■ Your instructions
Say how many lines of the listing below contain "name", giving the number and nothing else.

■ Raw records
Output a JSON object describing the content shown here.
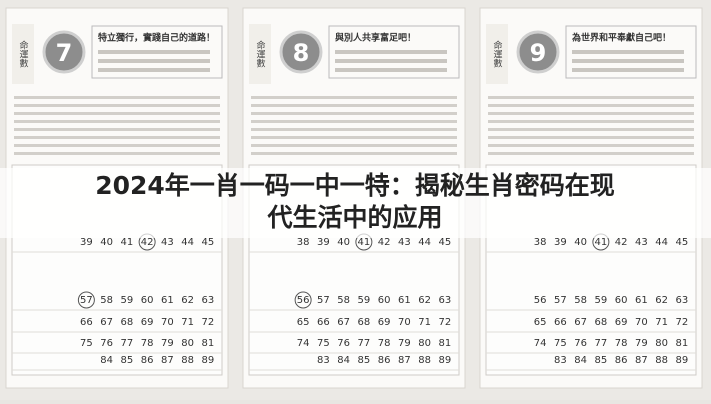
{
  "banner": {
    "line1": "2024年一肖一码一中一特：揭秘生肖密码在现",
    "line2": "代生活中的应用"
  },
  "pages": [
    {
      "label": "命運數",
      "number": "7",
      "heading": "特立獨行，實踐自己的道路！",
      "circled": [
        42,
        57
      ],
      "rows": [
        [
          39,
          40,
          41,
          42,
          43,
          44,
          45
        ],
        [
          57,
          58,
          59,
          60,
          61,
          62,
          63
        ],
        [
          66,
          67,
          68,
          69,
          70,
          71,
          72
        ],
        [
          75,
          76,
          77,
          78,
          79,
          80,
          81
        ],
        [
          84,
          85,
          86,
          87,
          88,
          89
        ]
      ]
    },
    {
      "label": "命運數",
      "number": "8",
      "heading": "與別人共享富足吧！",
      "circled": [
        41,
        56
      ],
      "rows": [
        [
          38,
          39,
          40,
          41,
          42,
          43,
          44,
          45
        ],
        [
          56,
          57,
          58,
          59,
          60,
          61,
          62,
          63
        ],
        [
          65,
          66,
          67,
          68,
          69,
          70,
          71,
          72
        ],
        [
          74,
          75,
          76,
          77,
          78,
          79,
          80,
          81
        ],
        [
          83,
          84,
          85,
          86,
          87,
          88,
          89
        ]
      ]
    },
    {
      "label": "命運數",
      "number": "9",
      "heading": "為世界和平奉獻自己吧！",
      "circled": [
        41
      ],
      "rows": [
        [
          38,
          39,
          40,
          41,
          42,
          43,
          44,
          45
        ],
        [
          56,
          57,
          58,
          59,
          60,
          61,
          62,
          63
        ],
        [
          65,
          66,
          67,
          68,
          69,
          70,
          71,
          72
        ],
        [
          74,
          75,
          76,
          77,
          78,
          79,
          80,
          81
        ],
        [
          83,
          84,
          85,
          86,
          87,
          88,
          89
        ]
      ]
    }
  ]
}
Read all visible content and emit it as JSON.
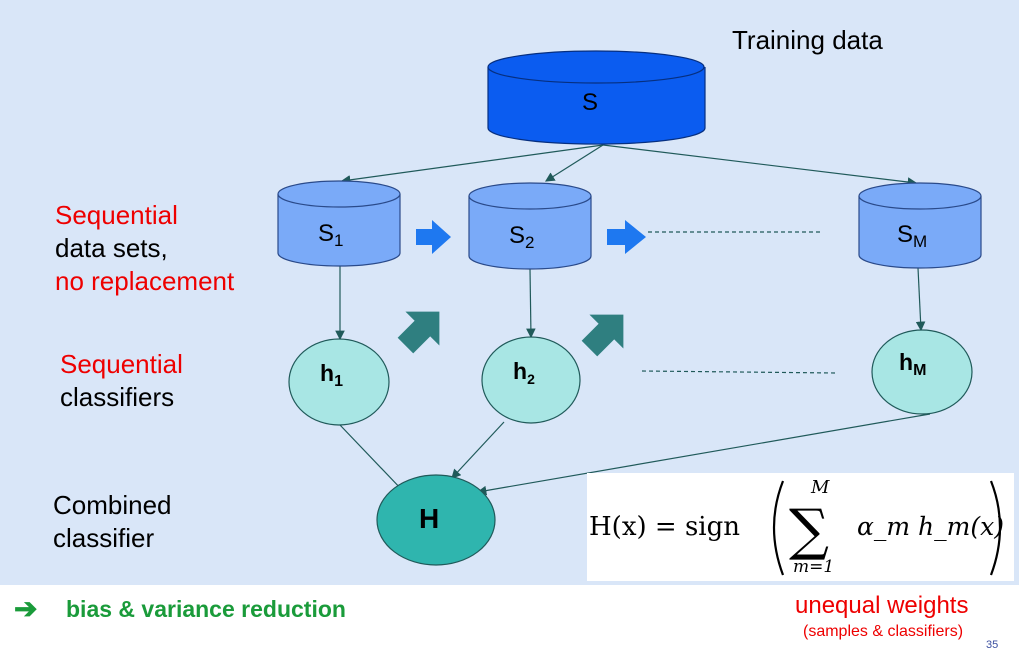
{
  "title": "Training data",
  "nodes": {
    "S": "S",
    "S1": {
      "base": "S",
      "sub": "1"
    },
    "S2": {
      "base": "S",
      "sub": "2"
    },
    "SM": {
      "base": "S",
      "sub": "M"
    },
    "h1": {
      "base": "h",
      "sub": "1"
    },
    "h2": {
      "base": "h",
      "sub": "2"
    },
    "hM": {
      "base": "h",
      "sub": "M"
    },
    "H": "H"
  },
  "labels": {
    "sequential_data_red": "Sequential",
    "data_sets": "data sets,",
    "no_replacement": "no replacement",
    "sequential_classifiers_red": "Sequential",
    "classifiers": "classifiers",
    "combined": "Combined",
    "combined_classifier": "classifier"
  },
  "formula": {
    "lhs": "H(x) = sign",
    "sum_top": "M",
    "sum_bottom": "m=1",
    "term": "α_m h_m(x)"
  },
  "footer": {
    "arrow": "➔",
    "bias_text": "bias & variance reduction",
    "unequal": "unequal weights",
    "unequal_sub": "(samples & classifiers)",
    "page": "35"
  },
  "colors": {
    "background": "#d9e6f8",
    "main_cylinder": "#0b5cf0",
    "sub_cylinder": "#7aaaf8",
    "classifier": "#a8e6e4",
    "combined": "#2fb5ae",
    "big_arrow": "#2f7f80",
    "blue_arrow": "#1e78f0",
    "red": "#ee0000",
    "green": "#1a9b3a"
  }
}
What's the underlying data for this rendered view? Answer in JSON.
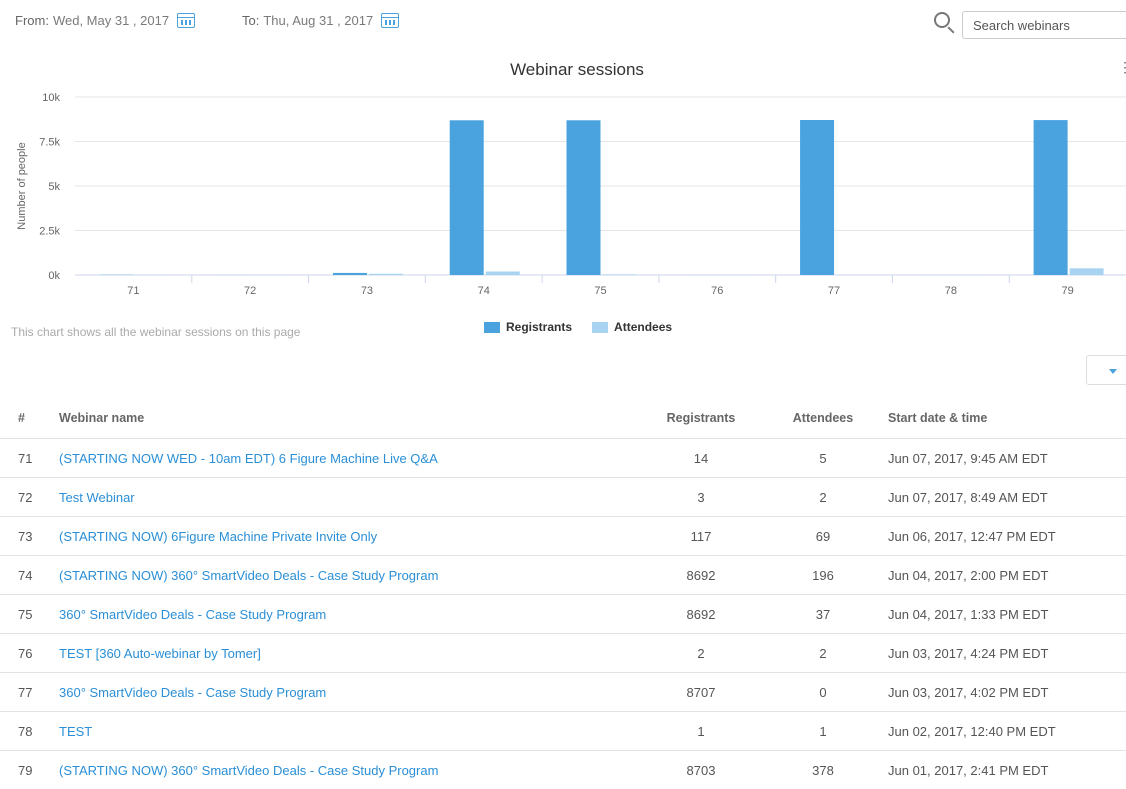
{
  "filters": {
    "from_label": "From:",
    "from_value": "Wed, May 31 , 2017",
    "to_label": "To:",
    "to_value": "Thu, Aug 31 , 2017",
    "search_placeholder": "Search webinars"
  },
  "chart_note": "This chart shows all the webinar sessions on this page",
  "colors": {
    "registrants": "#4aa3df",
    "attendees": "#a8d4f2",
    "link": "#2a8fd6"
  },
  "chart_data": {
    "type": "bar",
    "title": "Webinar sessions",
    "ylabel": "Number of people",
    "xlabel": "",
    "categories": [
      "71",
      "72",
      "73",
      "74",
      "75",
      "76",
      "77",
      "78",
      "79"
    ],
    "ylim": [
      0,
      10000
    ],
    "yticks": [
      0,
      2500,
      5000,
      7500,
      10000
    ],
    "ytick_labels": [
      "0k",
      "2.5k",
      "5k",
      "7.5k",
      "10k"
    ],
    "grid": true,
    "legend": "bottom-center",
    "series": [
      {
        "name": "Registrants",
        "values": [
          14,
          3,
          117,
          8692,
          8692,
          2,
          8707,
          1,
          8703
        ]
      },
      {
        "name": "Attendees",
        "values": [
          5,
          2,
          69,
          196,
          37,
          2,
          0,
          1,
          378
        ]
      }
    ]
  },
  "table": {
    "headers": {
      "num": "#",
      "name": "Webinar name",
      "registrants": "Registrants",
      "attendees": "Attendees",
      "start": "Start date & time"
    },
    "rows": [
      {
        "num": "71",
        "name": "(STARTING NOW WED - 10am EDT) 6 Figure Machine Live Q&A",
        "registrants": "14",
        "attendees": "5",
        "start": "Jun 07, 2017, 9:45 AM EDT"
      },
      {
        "num": "72",
        "name": "Test Webinar",
        "registrants": "3",
        "attendees": "2",
        "start": "Jun 07, 2017, 8:49 AM EDT"
      },
      {
        "num": "73",
        "name": "(STARTING NOW) 6Figure Machine Private Invite Only",
        "registrants": "117",
        "attendees": "69",
        "start": "Jun 06, 2017, 12:47 PM EDT"
      },
      {
        "num": "74",
        "name": "(STARTING NOW) 360° SmartVideo Deals - Case Study Program",
        "registrants": "8692",
        "attendees": "196",
        "start": "Jun 04, 2017, 2:00 PM EDT"
      },
      {
        "num": "75",
        "name": "360° SmartVideo Deals - Case Study Program",
        "registrants": "8692",
        "attendees": "37",
        "start": "Jun 04, 2017, 1:33 PM EDT"
      },
      {
        "num": "76",
        "name": "TEST [360 Auto-webinar by Tomer]",
        "registrants": "2",
        "attendees": "2",
        "start": "Jun 03, 2017, 4:24 PM EDT"
      },
      {
        "num": "77",
        "name": "360° SmartVideo Deals - Case Study Program",
        "registrants": "8707",
        "attendees": "0",
        "start": "Jun 03, 2017, 4:02 PM EDT"
      },
      {
        "num": "78",
        "name": "TEST",
        "registrants": "1",
        "attendees": "1",
        "start": "Jun 02, 2017, 12:40 PM EDT"
      },
      {
        "num": "79",
        "name": "(STARTING NOW) 360° SmartVideo Deals - Case Study Program",
        "registrants": "8703",
        "attendees": "378",
        "start": "Jun 01, 2017, 2:41 PM EDT"
      }
    ]
  }
}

■ Result of this task
12